[START OF Text section]

Forest C++ Wrapper

Wrapper around a C++ class that stores a single ensemble of decision trees (often treated as the "active forest" / current state of a forest term in a sampling loop in R)

This class is intended for advanced use cases in which users require detailed control of sampling algorithms and data structures. Minimal input validation and error checks are performed – users are responsible for providing the correct inputs. For tutorials on the "proper" usage of the stochtree's advanced workflow, we provide several vignettes at https://stochtree.ai/

Public fields

forest_ptr: External pointer to a C++ TreeEnsemble class
internal_forest_is_empty: Whether the forest has not yet been "initialized" such that its predict function can be called.

Methods

Method `new()`

Create a new Forest object.

Usage

Forest$new(
  num_trees,
  leaf_dimension = 1,
  is_leaf_constant = FALSE,
  is_exponentiated = FALSE
)

Arguments

num_trees: Number of trees in the forest
leaf_dimension: Dimensionality of the outcome model
is_leaf_constant: Whether leaf is constant
is_exponentiated: Whether forest predictions should be exponentiated before being returned

Returns

A new Forest object.

Method `merge_forest()`

Create a larger forest by merging the trees of this forest with those of another forest

Usage

Forest$merge_forest(forest)

Arguments

forest: Forest to be merged into this forest

Method `add_constant()`

Add a constant value to every leaf of every tree in an ensemble. If leaves are multi-dimensional, constant_value will be added to every dimension of the leaves.

[END OF Text section]

> [What to do]: Reproduce the stretch of the Forest C++ Wrapper page from "forest: Forest to" through "of the leaves.", renaming "constant_value" to "offset_value". The listing after this point comes from a separate source, unrelated to the Forest C++ Wrapper page.

[START OF Excerpted data]

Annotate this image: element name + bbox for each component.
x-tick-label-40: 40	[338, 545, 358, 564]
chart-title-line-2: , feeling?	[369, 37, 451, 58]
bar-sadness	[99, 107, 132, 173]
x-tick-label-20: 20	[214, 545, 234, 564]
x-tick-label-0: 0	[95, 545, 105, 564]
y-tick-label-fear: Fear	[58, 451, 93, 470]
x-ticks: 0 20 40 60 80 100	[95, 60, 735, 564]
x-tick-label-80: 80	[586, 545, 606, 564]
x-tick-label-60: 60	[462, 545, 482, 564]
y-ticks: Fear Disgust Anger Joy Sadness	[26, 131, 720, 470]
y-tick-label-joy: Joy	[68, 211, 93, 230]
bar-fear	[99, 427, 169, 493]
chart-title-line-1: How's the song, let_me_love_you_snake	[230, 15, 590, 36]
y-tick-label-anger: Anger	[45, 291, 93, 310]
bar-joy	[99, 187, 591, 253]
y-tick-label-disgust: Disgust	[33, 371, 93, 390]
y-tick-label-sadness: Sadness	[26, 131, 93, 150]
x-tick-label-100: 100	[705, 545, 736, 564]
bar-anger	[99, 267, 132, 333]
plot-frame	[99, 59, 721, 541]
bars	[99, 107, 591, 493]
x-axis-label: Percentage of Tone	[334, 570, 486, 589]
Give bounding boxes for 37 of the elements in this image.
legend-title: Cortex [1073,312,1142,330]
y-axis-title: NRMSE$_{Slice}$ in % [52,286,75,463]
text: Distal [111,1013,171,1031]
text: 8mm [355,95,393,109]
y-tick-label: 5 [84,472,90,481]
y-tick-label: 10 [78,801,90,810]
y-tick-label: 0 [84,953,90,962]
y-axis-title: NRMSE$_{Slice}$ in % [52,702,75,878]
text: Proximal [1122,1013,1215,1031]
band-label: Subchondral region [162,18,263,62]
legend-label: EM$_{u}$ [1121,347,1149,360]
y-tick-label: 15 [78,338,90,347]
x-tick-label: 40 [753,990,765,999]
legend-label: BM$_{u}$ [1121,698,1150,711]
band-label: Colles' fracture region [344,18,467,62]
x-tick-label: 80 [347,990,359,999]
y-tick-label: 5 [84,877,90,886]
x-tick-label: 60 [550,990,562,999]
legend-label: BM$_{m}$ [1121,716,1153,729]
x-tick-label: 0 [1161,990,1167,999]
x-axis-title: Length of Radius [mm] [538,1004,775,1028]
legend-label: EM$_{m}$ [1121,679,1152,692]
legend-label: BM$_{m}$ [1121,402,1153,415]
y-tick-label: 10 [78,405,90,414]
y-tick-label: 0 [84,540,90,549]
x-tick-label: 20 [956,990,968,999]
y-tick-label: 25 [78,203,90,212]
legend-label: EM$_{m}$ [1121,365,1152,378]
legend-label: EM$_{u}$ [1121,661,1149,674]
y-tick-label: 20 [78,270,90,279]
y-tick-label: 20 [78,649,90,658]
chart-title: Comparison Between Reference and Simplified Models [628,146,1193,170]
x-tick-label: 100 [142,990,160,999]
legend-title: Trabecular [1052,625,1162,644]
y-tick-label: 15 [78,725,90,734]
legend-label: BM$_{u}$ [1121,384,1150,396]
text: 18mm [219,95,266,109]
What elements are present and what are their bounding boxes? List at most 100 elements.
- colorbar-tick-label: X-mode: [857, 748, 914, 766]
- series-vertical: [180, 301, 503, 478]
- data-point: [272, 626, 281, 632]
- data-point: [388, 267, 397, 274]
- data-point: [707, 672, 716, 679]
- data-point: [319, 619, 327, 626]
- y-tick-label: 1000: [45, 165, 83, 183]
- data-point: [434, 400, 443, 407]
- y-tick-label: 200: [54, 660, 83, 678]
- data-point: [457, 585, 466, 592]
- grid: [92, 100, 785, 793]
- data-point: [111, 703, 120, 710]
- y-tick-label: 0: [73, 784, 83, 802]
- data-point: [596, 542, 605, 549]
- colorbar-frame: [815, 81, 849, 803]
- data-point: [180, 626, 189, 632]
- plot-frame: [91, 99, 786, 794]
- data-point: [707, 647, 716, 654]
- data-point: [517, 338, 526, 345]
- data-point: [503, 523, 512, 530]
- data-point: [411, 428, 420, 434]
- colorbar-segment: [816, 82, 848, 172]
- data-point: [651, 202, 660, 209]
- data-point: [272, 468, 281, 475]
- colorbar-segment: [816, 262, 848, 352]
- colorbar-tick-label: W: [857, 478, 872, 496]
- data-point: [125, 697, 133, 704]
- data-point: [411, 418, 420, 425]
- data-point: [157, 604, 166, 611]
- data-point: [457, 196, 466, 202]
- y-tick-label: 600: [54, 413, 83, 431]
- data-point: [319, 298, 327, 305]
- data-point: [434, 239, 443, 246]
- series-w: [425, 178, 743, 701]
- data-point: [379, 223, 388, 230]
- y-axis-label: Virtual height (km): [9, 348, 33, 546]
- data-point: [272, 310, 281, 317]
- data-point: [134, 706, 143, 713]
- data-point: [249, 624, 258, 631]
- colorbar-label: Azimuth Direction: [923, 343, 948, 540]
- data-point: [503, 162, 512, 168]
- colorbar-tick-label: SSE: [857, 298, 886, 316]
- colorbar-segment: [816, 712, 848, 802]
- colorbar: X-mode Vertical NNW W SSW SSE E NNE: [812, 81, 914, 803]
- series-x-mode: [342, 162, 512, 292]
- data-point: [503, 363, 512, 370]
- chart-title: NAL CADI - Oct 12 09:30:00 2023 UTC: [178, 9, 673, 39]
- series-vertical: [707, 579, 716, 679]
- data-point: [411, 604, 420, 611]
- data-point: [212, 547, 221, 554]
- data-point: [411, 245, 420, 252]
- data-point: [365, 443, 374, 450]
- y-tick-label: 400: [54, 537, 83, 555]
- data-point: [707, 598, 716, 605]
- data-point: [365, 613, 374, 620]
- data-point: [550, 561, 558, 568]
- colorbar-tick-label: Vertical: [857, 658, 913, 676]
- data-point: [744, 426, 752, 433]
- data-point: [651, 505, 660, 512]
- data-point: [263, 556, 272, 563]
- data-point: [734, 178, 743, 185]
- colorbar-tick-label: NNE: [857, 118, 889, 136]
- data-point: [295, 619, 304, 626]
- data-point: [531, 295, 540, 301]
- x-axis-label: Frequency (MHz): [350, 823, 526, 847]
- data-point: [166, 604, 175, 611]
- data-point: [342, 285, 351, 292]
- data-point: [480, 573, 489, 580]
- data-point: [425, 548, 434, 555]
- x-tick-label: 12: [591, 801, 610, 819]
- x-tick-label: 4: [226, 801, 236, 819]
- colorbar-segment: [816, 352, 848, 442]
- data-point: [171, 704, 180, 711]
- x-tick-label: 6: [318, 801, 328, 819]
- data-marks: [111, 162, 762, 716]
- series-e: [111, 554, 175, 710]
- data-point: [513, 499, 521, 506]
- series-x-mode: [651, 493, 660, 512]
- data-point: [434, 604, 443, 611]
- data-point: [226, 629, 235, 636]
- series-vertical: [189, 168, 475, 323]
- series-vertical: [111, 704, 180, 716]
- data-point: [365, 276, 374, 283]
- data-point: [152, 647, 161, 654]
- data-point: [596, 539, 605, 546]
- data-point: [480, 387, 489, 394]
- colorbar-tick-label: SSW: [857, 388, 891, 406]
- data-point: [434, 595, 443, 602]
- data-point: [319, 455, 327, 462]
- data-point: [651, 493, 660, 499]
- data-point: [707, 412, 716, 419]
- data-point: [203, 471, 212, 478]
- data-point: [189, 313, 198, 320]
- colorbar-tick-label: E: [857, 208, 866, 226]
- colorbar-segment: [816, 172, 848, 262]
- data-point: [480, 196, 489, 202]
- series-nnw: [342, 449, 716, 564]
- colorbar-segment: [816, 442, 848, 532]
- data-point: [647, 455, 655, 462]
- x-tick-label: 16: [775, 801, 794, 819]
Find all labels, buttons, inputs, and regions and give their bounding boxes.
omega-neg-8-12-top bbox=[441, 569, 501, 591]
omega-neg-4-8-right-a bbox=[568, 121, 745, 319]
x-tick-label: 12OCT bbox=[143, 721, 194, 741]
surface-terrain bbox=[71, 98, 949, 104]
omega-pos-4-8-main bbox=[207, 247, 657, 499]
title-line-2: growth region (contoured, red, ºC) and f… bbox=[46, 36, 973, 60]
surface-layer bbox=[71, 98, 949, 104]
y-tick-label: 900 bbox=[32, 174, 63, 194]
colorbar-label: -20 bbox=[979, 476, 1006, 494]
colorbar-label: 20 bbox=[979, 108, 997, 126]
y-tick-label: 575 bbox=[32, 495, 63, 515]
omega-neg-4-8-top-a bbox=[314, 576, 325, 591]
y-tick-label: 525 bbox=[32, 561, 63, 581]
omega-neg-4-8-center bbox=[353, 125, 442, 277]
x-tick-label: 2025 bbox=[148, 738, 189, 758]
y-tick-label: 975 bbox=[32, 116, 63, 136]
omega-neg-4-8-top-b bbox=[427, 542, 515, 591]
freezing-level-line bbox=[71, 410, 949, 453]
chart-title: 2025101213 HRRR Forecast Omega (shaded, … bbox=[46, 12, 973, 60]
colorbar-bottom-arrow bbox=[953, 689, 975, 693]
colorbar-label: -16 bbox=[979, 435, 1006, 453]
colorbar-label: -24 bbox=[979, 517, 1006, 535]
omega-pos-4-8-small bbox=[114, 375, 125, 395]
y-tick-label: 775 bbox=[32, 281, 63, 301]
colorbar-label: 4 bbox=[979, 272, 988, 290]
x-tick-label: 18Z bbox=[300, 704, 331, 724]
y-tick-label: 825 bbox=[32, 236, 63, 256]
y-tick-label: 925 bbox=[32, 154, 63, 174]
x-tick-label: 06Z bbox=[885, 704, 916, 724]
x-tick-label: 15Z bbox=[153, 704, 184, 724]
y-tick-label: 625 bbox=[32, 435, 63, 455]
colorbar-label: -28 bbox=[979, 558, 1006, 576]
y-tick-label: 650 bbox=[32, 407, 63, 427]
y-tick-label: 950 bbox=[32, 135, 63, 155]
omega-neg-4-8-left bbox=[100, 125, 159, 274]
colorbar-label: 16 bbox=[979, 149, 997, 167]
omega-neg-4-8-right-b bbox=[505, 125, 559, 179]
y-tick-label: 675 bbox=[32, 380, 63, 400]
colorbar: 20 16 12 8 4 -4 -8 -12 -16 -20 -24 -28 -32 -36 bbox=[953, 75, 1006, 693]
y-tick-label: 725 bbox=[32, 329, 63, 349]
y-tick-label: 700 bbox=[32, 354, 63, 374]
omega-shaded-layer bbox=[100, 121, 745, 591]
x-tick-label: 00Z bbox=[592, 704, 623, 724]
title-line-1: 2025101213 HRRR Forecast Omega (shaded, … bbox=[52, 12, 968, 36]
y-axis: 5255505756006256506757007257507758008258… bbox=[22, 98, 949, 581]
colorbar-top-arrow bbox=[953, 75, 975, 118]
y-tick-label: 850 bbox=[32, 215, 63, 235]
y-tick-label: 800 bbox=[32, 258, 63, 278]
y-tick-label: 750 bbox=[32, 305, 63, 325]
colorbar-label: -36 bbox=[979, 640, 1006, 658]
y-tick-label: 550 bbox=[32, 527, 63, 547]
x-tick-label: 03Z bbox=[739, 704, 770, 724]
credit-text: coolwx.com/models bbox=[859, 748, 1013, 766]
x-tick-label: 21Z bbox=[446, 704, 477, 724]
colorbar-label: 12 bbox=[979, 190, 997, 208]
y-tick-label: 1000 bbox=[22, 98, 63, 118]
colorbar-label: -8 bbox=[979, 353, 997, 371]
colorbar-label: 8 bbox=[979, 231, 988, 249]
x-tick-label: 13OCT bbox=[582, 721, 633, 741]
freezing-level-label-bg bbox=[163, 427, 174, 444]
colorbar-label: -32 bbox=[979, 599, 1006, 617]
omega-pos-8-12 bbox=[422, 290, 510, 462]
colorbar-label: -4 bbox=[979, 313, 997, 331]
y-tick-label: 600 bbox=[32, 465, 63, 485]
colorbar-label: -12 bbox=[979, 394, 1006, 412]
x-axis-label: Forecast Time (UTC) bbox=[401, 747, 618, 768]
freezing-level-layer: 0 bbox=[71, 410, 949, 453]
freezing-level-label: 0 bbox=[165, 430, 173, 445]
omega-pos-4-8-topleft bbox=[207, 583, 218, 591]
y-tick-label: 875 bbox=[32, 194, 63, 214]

[END OF Excerpted data]

> [Response]:
forest: Forest to be merged into this forest

Method `add_constant()`

Add a constant value to every leaf of every tree in an ensemble. If leaves are multi-dimensional, offset_value will be added to every dimension of the leaves.